Collected data entries >>
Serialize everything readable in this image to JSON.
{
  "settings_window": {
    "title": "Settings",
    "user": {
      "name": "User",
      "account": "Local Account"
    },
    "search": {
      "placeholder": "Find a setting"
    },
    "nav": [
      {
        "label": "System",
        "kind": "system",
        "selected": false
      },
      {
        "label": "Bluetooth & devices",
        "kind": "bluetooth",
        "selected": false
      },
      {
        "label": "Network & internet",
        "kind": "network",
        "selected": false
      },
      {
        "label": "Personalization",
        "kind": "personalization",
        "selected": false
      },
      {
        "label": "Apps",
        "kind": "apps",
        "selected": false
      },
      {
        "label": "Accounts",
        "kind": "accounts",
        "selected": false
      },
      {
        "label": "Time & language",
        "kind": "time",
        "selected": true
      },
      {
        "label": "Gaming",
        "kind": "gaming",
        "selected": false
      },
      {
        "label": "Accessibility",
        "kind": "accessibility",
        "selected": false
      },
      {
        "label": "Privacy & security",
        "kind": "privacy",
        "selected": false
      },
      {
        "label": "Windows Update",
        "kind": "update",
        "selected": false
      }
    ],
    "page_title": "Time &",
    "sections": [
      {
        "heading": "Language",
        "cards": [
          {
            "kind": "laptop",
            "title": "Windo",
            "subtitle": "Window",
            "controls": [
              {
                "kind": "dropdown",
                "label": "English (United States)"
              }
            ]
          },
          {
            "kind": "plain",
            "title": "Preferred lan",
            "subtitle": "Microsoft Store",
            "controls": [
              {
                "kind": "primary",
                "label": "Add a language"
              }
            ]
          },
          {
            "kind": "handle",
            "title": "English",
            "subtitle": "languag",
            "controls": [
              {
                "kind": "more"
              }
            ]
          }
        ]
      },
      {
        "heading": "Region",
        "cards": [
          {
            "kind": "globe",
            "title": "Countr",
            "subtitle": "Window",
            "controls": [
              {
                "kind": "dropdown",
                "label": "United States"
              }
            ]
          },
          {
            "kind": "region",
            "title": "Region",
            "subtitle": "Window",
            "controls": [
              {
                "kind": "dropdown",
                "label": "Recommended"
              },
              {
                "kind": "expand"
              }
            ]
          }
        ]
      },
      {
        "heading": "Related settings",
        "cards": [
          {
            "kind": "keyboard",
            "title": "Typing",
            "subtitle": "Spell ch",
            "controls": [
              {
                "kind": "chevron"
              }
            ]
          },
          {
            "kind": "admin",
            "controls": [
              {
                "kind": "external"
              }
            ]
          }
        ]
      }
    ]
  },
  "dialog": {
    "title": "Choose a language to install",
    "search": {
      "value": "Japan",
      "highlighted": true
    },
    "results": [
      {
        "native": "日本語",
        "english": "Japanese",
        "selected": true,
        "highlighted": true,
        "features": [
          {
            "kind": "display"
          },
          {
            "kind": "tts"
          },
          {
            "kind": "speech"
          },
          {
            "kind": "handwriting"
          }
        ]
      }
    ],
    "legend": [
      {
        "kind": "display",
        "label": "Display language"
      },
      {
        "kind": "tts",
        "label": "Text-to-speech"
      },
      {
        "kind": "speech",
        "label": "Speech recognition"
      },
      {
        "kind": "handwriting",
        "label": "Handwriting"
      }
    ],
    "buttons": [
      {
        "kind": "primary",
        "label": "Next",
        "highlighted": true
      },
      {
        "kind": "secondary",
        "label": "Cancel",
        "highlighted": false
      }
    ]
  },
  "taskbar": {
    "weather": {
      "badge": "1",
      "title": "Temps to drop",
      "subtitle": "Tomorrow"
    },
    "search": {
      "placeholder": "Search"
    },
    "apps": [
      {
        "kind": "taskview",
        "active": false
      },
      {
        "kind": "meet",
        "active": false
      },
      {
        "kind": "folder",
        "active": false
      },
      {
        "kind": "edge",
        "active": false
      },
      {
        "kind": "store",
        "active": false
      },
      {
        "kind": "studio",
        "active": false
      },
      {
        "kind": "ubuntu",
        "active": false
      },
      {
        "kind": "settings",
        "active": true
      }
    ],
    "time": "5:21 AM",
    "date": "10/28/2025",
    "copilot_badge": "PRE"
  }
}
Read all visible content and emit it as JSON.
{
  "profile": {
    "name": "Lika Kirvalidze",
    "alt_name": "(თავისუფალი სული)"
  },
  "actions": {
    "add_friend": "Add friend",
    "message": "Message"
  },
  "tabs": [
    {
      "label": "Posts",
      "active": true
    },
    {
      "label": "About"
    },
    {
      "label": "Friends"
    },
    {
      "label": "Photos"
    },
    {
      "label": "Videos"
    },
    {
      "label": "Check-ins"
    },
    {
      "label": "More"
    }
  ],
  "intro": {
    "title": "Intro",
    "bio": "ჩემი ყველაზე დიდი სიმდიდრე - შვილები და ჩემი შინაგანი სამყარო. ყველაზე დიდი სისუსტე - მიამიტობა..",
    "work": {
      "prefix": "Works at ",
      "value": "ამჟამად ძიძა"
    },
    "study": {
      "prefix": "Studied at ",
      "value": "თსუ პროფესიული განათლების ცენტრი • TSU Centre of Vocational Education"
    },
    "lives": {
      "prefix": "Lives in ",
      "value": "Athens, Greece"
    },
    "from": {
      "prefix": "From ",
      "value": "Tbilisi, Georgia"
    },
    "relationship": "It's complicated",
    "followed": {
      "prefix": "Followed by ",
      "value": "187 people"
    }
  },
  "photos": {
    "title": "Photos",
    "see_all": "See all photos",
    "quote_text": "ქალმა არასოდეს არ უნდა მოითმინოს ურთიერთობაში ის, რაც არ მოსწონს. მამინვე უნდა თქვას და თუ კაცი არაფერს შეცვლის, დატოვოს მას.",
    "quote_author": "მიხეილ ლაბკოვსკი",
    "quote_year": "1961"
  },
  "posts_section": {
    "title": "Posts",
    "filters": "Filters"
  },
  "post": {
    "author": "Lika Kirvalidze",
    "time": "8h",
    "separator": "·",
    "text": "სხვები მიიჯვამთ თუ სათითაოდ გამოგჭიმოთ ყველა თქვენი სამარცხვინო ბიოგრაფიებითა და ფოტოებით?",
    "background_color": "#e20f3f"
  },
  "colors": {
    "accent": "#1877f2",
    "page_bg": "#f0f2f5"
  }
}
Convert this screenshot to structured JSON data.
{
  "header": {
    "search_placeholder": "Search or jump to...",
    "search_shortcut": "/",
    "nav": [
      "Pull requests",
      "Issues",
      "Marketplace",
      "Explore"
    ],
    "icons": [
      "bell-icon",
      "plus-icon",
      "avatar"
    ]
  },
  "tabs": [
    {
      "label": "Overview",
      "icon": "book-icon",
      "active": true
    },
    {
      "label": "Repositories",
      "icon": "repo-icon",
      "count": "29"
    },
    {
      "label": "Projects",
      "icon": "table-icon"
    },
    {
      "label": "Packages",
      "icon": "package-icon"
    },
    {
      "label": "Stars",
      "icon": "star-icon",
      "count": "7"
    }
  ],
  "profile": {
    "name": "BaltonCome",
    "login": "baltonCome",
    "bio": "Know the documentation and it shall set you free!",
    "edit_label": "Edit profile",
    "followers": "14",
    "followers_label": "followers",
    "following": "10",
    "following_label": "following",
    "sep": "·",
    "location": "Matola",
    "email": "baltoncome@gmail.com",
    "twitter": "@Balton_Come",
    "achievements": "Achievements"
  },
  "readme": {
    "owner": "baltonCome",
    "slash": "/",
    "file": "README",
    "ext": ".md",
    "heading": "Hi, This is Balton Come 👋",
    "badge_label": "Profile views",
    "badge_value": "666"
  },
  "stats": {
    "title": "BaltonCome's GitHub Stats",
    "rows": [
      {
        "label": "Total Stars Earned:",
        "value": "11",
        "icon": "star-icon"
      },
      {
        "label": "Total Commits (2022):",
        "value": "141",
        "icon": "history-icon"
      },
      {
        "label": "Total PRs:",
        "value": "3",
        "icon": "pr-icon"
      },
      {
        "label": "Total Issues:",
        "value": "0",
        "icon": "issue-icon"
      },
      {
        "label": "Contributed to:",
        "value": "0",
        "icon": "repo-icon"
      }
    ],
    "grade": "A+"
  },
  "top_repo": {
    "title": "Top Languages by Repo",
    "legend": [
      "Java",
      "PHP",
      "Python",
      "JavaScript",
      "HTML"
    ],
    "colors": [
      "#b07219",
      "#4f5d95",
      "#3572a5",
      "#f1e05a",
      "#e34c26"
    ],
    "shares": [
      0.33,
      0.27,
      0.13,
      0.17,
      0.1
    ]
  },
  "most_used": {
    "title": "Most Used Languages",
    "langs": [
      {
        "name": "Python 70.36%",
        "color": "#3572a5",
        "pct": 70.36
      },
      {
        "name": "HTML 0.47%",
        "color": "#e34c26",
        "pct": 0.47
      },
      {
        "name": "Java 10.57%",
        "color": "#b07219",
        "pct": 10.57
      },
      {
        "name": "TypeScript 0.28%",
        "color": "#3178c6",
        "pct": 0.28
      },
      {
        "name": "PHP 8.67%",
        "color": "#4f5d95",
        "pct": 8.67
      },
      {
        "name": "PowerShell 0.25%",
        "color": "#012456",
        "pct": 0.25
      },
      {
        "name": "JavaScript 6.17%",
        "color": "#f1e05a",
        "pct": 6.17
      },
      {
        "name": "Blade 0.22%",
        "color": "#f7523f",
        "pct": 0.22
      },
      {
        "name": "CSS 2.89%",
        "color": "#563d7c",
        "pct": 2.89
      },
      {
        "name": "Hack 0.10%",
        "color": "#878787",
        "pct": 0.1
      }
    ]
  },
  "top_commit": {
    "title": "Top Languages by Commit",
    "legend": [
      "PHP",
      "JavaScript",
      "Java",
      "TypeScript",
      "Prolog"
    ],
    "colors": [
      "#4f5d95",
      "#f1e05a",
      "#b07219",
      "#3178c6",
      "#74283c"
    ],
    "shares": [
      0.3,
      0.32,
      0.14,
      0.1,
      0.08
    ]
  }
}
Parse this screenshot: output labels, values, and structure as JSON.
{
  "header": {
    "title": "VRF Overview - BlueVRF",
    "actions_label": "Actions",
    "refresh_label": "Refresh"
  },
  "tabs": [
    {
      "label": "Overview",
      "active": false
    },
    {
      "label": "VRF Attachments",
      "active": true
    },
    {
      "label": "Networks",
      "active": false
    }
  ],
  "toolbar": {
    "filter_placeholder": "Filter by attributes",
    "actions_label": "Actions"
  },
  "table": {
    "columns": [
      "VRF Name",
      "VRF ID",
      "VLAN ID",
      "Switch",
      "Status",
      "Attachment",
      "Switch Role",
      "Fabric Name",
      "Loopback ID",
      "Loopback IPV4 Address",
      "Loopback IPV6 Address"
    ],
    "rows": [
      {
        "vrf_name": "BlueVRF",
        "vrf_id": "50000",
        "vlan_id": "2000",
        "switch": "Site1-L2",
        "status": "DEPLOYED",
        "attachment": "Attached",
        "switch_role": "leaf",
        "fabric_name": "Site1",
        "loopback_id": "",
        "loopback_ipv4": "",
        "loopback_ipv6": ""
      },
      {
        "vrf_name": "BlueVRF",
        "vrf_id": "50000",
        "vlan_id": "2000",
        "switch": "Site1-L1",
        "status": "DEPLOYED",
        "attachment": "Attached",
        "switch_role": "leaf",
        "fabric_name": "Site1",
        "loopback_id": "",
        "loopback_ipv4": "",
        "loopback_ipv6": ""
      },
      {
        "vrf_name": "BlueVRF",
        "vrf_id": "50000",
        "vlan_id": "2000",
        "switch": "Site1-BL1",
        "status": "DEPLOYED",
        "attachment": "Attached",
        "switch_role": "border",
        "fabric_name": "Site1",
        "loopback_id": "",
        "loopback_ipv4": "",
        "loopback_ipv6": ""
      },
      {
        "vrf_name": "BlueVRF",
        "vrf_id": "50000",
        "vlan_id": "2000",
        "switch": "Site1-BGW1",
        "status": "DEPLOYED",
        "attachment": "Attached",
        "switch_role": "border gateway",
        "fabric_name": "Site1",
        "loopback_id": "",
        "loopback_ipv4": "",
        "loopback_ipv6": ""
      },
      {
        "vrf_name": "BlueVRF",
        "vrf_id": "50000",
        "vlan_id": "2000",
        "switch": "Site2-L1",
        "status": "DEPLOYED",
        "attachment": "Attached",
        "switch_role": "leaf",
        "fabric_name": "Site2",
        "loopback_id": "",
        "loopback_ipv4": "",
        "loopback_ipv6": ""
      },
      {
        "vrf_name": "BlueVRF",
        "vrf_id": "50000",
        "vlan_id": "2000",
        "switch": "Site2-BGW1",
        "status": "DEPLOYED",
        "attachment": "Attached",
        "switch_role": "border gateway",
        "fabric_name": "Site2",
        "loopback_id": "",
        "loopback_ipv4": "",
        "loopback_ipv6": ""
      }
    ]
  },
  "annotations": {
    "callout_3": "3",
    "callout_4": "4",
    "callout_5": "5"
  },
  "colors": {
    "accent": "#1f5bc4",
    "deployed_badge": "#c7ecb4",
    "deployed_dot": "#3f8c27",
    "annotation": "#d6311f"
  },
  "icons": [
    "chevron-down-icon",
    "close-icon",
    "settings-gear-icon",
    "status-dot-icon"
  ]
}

GIVEN INSTRUCTION >> Look over the material above and show each line where "true" appears.

THE OUTPUT >>
        "selected": true
      "highlighted": true
        "selected": true,
        "highlighted": true,
        "highlighted": true
        "active": true
      "active": true
      "active": true
      "active": true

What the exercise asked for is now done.